··· GIVEN DATA

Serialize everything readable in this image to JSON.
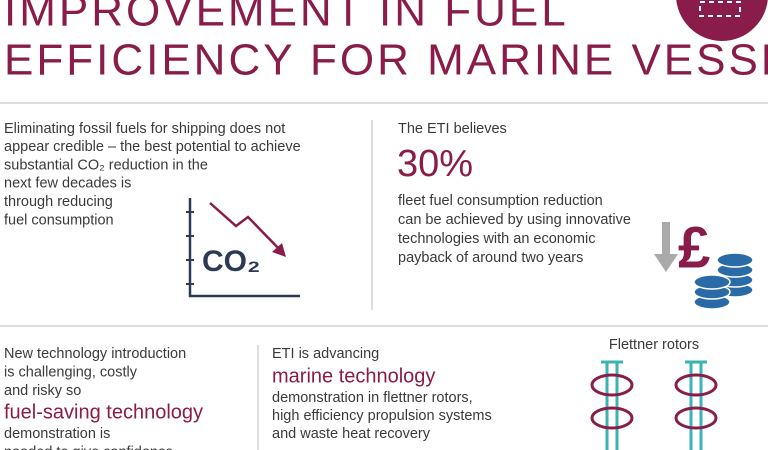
{
  "header": {
    "title_lines": [
      "IMPROVEMENT IN FUEL",
      "EFFICIENCY FOR MARINE VESSELS"
    ]
  },
  "panels": [
    {
      "lines": [
        "Eliminating fossil fuels for shipping does not",
        "appear credible – the best potential to achieve",
        "substantial CO₂ reduction in the",
        "next few decades is",
        "through reducing",
        "fuel consumption"
      ],
      "icon_label": "CO₂"
    },
    {
      "intro": "The ETI believes",
      "highlight": "30%",
      "lines": [
        "fleet fuel consumption reduction",
        "can be achieved by using innovative",
        "technologies with an economic",
        "payback of around two years"
      ],
      "icon_label": "£"
    },
    {
      "lines": [
        "New technology introduction",
        "is challenging, costly",
        "and risky so"
      ],
      "highlight": "fuel-saving technology",
      "after": [
        "demonstration is",
        "needed to give confidence"
      ]
    },
    {
      "intro": "ETI is advancing",
      "highlight": "marine technology",
      "lines": [
        "demonstration in flettner rotors,",
        "high efficiency propulsion systems",
        "and waste heat recovery"
      ]
    },
    {
      "caption": "Flettner rotors"
    }
  ]
}
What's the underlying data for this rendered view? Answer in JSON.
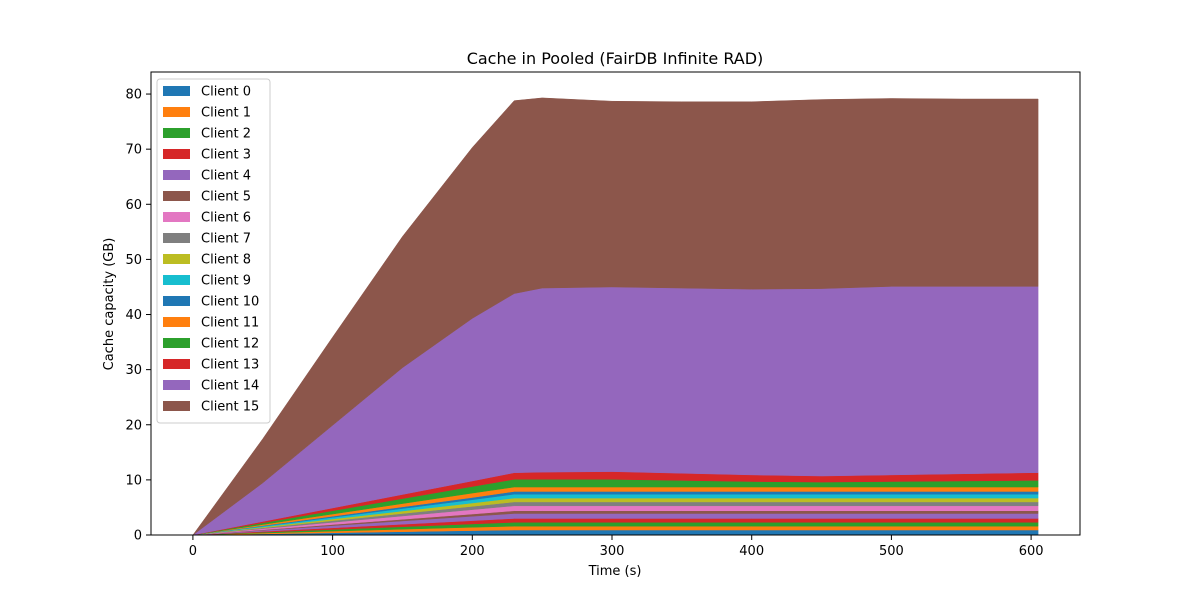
{
  "chart_data": {
    "type": "area",
    "stacked": true,
    "title": "Cache in  Pooled (FairDB Infinite RAD)",
    "xlabel": "Time (s)",
    "ylabel": "Cache capacity (GB)",
    "xlim": [
      -30,
      635
    ],
    "ylim": [
      0,
      84
    ],
    "xticks": [
      0,
      100,
      200,
      300,
      400,
      500,
      600
    ],
    "yticks": [
      0,
      10,
      20,
      30,
      40,
      50,
      60,
      70,
      80
    ],
    "grid": false,
    "legend_position": "top-left",
    "x": [
      0,
      50,
      100,
      150,
      200,
      230,
      250,
      300,
      350,
      400,
      450,
      500,
      550,
      600,
      605
    ],
    "series": [
      {
        "name": "Client 0",
        "color": "#1f77b4",
        "values": [
          0,
          0.2,
          0.4,
          0.6,
          0.8,
          0.9,
          0.9,
          0.9,
          0.9,
          0.9,
          0.9,
          0.9,
          0.9,
          0.9,
          0.9
        ]
      },
      {
        "name": "Client 1",
        "color": "#ff7f0e",
        "values": [
          0,
          0.15,
          0.3,
          0.45,
          0.6,
          0.7,
          0.7,
          0.7,
          0.7,
          0.7,
          0.7,
          0.7,
          0.7,
          0.7,
          0.7
        ]
      },
      {
        "name": "Client 2",
        "color": "#2ca02c",
        "values": [
          0,
          0.15,
          0.3,
          0.45,
          0.6,
          0.7,
          0.7,
          0.7,
          0.7,
          0.7,
          0.7,
          0.7,
          0.7,
          0.7,
          0.7
        ]
      },
      {
        "name": "Client 3",
        "color": "#d62728",
        "values": [
          0,
          0.15,
          0.3,
          0.45,
          0.6,
          0.7,
          0.7,
          0.7,
          0.7,
          0.7,
          0.7,
          0.7,
          0.7,
          0.7,
          0.7
        ]
      },
      {
        "name": "Client 4",
        "color": "#9467bd",
        "values": [
          0,
          0.2,
          0.4,
          0.6,
          0.8,
          0.9,
          0.9,
          0.9,
          0.9,
          0.9,
          0.9,
          0.9,
          0.9,
          0.9,
          0.9
        ]
      },
      {
        "name": "Client 5",
        "color": "#8c564b",
        "values": [
          0,
          0.1,
          0.2,
          0.3,
          0.4,
          0.5,
          0.5,
          0.5,
          0.5,
          0.5,
          0.5,
          0.5,
          0.5,
          0.5,
          0.5
        ]
      },
      {
        "name": "Client 6",
        "color": "#e377c2",
        "values": [
          0,
          0.2,
          0.4,
          0.6,
          0.8,
          0.9,
          0.9,
          0.9,
          0.9,
          0.9,
          0.9,
          0.9,
          0.9,
          0.9,
          0.9
        ]
      },
      {
        "name": "Client 7",
        "color": "#7f7f7f",
        "values": [
          0,
          0.15,
          0.3,
          0.45,
          0.6,
          0.7,
          0.7,
          0.7,
          0.7,
          0.7,
          0.7,
          0.7,
          0.7,
          0.7,
          0.7
        ]
      },
      {
        "name": "Client 8",
        "color": "#bcbd22",
        "values": [
          0,
          0.15,
          0.3,
          0.45,
          0.6,
          0.7,
          0.7,
          0.7,
          0.7,
          0.7,
          0.7,
          0.7,
          0.7,
          0.7,
          0.7
        ]
      },
      {
        "name": "Client 9",
        "color": "#17becf",
        "values": [
          0,
          0.15,
          0.3,
          0.45,
          0.6,
          0.7,
          0.7,
          0.7,
          0.7,
          0.7,
          0.7,
          0.7,
          0.7,
          0.7,
          0.7
        ]
      },
      {
        "name": "Client 10",
        "color": "#1f77b4",
        "values": [
          0,
          0.1,
          0.2,
          0.3,
          0.4,
          0.5,
          0.5,
          0.5,
          0.5,
          0.5,
          0.5,
          0.5,
          0.5,
          0.5,
          0.5
        ]
      },
      {
        "name": "Client 11",
        "color": "#ff7f0e",
        "values": [
          0,
          0.2,
          0.4,
          0.6,
          0.8,
          0.8,
          0.8,
          0.8,
          0.8,
          0.8,
          0.8,
          0.8,
          0.8,
          0.8,
          0.8
        ]
      },
      {
        "name": "Client 12",
        "color": "#2ca02c",
        "values": [
          0,
          0.3,
          0.6,
          0.9,
          1.2,
          1.4,
          1.4,
          1.4,
          1.2,
          1.0,
          0.9,
          1.0,
          1.1,
          1.2,
          1.2
        ]
      },
      {
        "name": "Client 13",
        "color": "#d62728",
        "values": [
          0,
          0.25,
          0.5,
          0.75,
          1.0,
          1.2,
          1.3,
          1.4,
          1.3,
          1.2,
          1.1,
          1.2,
          1.3,
          1.4,
          1.4
        ]
      },
      {
        "name": "Client 14",
        "color": "#9467bd",
        "values": [
          0,
          7.0,
          15.0,
          23.0,
          29.5,
          32.5,
          33.4,
          33.5,
          33.6,
          33.7,
          34.0,
          34.2,
          34.0,
          33.8,
          33.8
        ]
      },
      {
        "name": "Client 15",
        "color": "#8c564b",
        "values": [
          0,
          8.0,
          16.0,
          23.8,
          31.0,
          35.0,
          34.5,
          33.7,
          33.8,
          34.0,
          34.3,
          34.1,
          34.0,
          34.0,
          34.0
        ]
      }
    ]
  }
}
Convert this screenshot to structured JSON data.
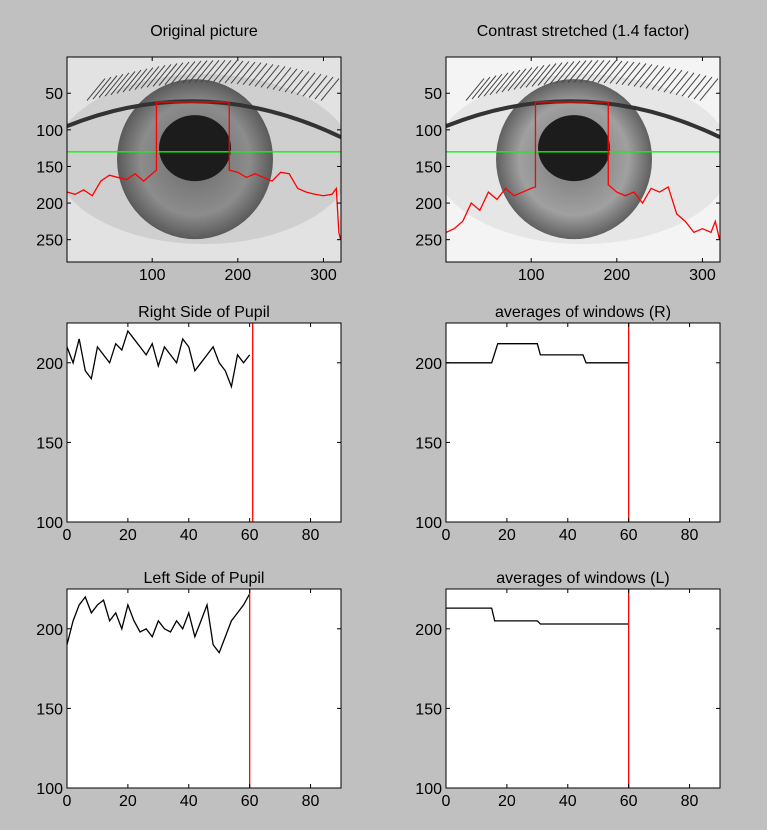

······

WHAT IS EXPECTED: Write out the listing word for word, omitting the pictures it holds.

OUTPUT OF THE EXERCISE:
Serialize everything readable in this image to JSON.
{
  "header": {
    "title_lines": [
      "IMPROVEMENT IN FUEL",
      "EFFICIENCY FOR MARINE VESSELS"
    ]
  },
  "panels": [
    {
      "lines": [
        "Eliminating fossil fuels for shipping does not",
        "appear credible – the best potential to achieve",
        "substantial CO₂ reduction in the",
        "next few decades is",
        "through reducing",
        "fuel consumption"
      ],
      "icon_label": "CO₂"
    },
    {
      "intro": "The ETI believes",
      "highlight": "30%",
      "lines": [
        "fleet fuel consumption reduction",
        "can be achieved by using innovative",
        "technologies with an economic",
        "payback of around two years"
      ],
      "icon_label": "£"
    },
    {
      "lines": [
        "New technology introduction",
        "is challenging, costly",
        "and risky so"
      ],
      "highlight": "fuel-saving technology",
      "after": [
        "demonstration is",
        "needed to give confidence"
      ]
    },
    {
      "intro": "ETI is advancing",
      "highlight": "marine technology",
      "lines": [
        "demonstration in flettner rotors,",
        "high efficiency propulsion systems",
        "and waste heat recovery"
      ]
    },
    {
      "caption": "Flettner rotors"
    }
  ]
}
What's the underlying data for this rendered view? Answer in JSON.
{
  "chart_data": {
    "type": "area",
    "stacked": true,
    "title": "Cache in  Pooled (FairDB Infinite RAD)",
    "xlabel": "Time (s)",
    "ylabel": "Cache capacity (GB)",
    "xlim": [
      -30,
      635
    ],
    "ylim": [
      0,
      84
    ],
    "xticks": [
      0,
      100,
      200,
      300,
      400,
      500,
      600
    ],
    "yticks": [
      0,
      10,
      20,
      30,
      40,
      50,
      60,
      70,
      80
    ],
    "grid": false,
    "legend_position": "top-left",
    "x": [
      0,
      50,
      100,
      150,
      200,
      230,
      250,
      300,
      350,
      400,
      450,
      500,
      550,
      600,
      605
    ],
    "series": [
      {
        "name": "Client 0",
        "color": "#1f77b4",
        "values": [
          0,
          0.2,
          0.4,
          0.6,
          0.8,
          0.9,
          0.9,
          0.9,
          0.9,
          0.9,
          0.9,
          0.9,
          0.9,
          0.9,
          0.9
        ]
      },
      {
        "name": "Client 1",
        "color": "#ff7f0e",
        "values": [
          0,
          0.15,
          0.3,
          0.45,
          0.6,
          0.7,
          0.7,
          0.7,
          0.7,
          0.7,
          0.7,
          0.7,
          0.7,
          0.7,
          0.7
        ]
      },
      {
        "name": "Client 2",
        "color": "#2ca02c",
        "values": [
          0,
          0.15,
          0.3,
          0.45,
          0.6,
          0.7,
          0.7,
          0.7,
          0.7,
          0.7,
          0.7,
          0.7,
          0.7,
          0.7,
          0.7
        ]
      },
      {
        "name": "Client 3",
        "color": "#d62728",
        "values": [
          0,
          0.15,
          0.3,
          0.45,
          0.6,
          0.7,
          0.7,
          0.7,
          0.7,
          0.7,
          0.7,
          0.7,
          0.7,
          0.7,
          0.7
        ]
      },
      {
        "name": "Client 4",
        "color": "#9467bd",
        "values": [
          0,
          0.2,
          0.4,
          0.6,
          0.8,
          0.9,
          0.9,
          0.9,
          0.9,
          0.9,
          0.9,
          0.9,
          0.9,
          0.9,
          0.9
        ]
      },
      {
        "name": "Client 5",
        "color": "#8c564b",
        "values": [
          0,
          0.1,
          0.2,
          0.3,
          0.4,
          0.5,
          0.5,
          0.5,
          0.5,
          0.5,
          0.5,
          0.5,
          0.5,
          0.5,
          0.5
        ]
      },
      {
        "name": "Client 6",
        "color": "#e377c2",
        "values": [
          0,
          0.2,
          0.4,
          0.6,
          0.8,
          0.9,
          0.9,
          0.9,
          0.9,
          0.9,
          0.9,
          0.9,
          0.9,
          0.9,
          0.9
        ]
      },
      {
        "name": "Client 7",
        "color": "#7f7f7f",
        "values": [
          0,
          0.15,
          0.3,
          0.45,
          0.6,
          0.7,
          0.7,
          0.7,
          0.7,
          0.7,
          0.7,
          0.7,
          0.7,
          0.7,
          0.7
        ]
      },
      {
        "name": "Client 8",
        "color": "#bcbd22",
        "values": [
          0,
          0.15,
          0.3,
          0.45,
          0.6,
          0.7,
          0.7,
          0.7,
          0.7,
          0.7,
          0.7,
          0.7,
          0.7,
          0.7,
          0.7
        ]
      },
      {
        "name": "Client 9",
        "color": "#17becf",
        "values": [
          0,
          0.15,
          0.3,
          0.45,
          0.6,
          0.7,
          0.7,
          0.7,
          0.7,
          0.7,
          0.7,
          0.7,
          0.7,
          0.7,
          0.7
        ]
      },
      {
        "name": "Client 10",
        "color": "#1f77b4",
        "values": [
          0,
          0.1,
          0.2,
          0.3,
          0.4,
          0.5,
          0.5,
          0.5,
          0.5,
          0.5,
          0.5,
          0.5,
          0.5,
          0.5,
          0.5
        ]
      },
      {
        "name": "Client 11",
        "color": "#ff7f0e",
        "values": [
          0,
          0.2,
          0.4,
          0.6,
          0.8,
          0.8,
          0.8,
          0.8,
          0.8,
          0.8,
          0.8,
          0.8,
          0.8,
          0.8,
          0.8
        ]
      },
      {
        "name": "Client 12",
        "color": "#2ca02c",
        "values": [
          0,
          0.3,
          0.6,
          0.9,
          1.2,
          1.4,
          1.4,
          1.4,
          1.2,
          1.0,
          0.9,
          1.0,
          1.1,
          1.2,
          1.2
        ]
      },
      {
        "name": "Client 13",
        "color": "#d62728",
        "values": [
          0,
          0.25,
          0.5,
          0.75,
          1.0,
          1.2,
          1.3,
          1.4,
          1.3,
          1.2,
          1.1,
          1.2,
          1.3,
          1.4,
          1.4
        ]
      },
      {
        "name": "Client 14",
        "color": "#9467bd",
        "values": [
          0,
          7.0,
          15.0,
          23.0,
          29.5,
          32.5,
          33.4,
          33.5,
          33.6,
          33.7,
          34.0,
          34.2,
          34.0,
          33.8,
          33.8
        ]
      },
      {
        "name": "Client 15",
        "color": "#8c564b",
        "values": [
          0,
          8.0,
          16.0,
          23.8,
          31.0,
          35.0,
          34.5,
          33.7,
          33.8,
          34.0,
          34.3,
          34.1,
          34.0,
          34.0,
          34.0
        ]
      }
    ]
  }
}
Convert this screenshot to structured JSON data.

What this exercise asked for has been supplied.